- _WRITTEN PROBLEM_
Write the records out again, precisely as they stand.

- _INFORMATION SHOWN_
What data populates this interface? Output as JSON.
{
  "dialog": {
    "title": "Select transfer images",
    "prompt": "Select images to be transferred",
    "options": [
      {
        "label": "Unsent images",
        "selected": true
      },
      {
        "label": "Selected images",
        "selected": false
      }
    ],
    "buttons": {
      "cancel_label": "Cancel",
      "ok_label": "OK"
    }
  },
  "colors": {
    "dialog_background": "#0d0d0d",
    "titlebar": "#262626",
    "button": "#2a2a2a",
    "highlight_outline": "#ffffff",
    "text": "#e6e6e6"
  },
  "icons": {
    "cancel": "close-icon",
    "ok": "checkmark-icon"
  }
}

- _OUTPUT OF THE EXERCISE_
What data populates this interface? Output as JSON.
{
  "dialog": {
    "title": "Select transfer images",
    "prompt": "Select images to be transferred",
    "options": [
      {
        "label": "Unsent images",
        "selected": true
      },
      {
        "label": "Selected images",
        "selected": false
      }
    ],
    "buttons": {
      "cancel_label": "Cancel",
      "ok_label": "OK"
    }
  },
  "colors": {
    "dialog_background": "#0d0d0d",
    "titlebar": "#262626",
    "button": "#2a2a2a",
    "highlight_outline": "#ffffff",
    "text": "#e6e6e6"
  },
  "icons": {
    "cancel": "close-icon",
    "ok": "checkmark-icon"
  }
}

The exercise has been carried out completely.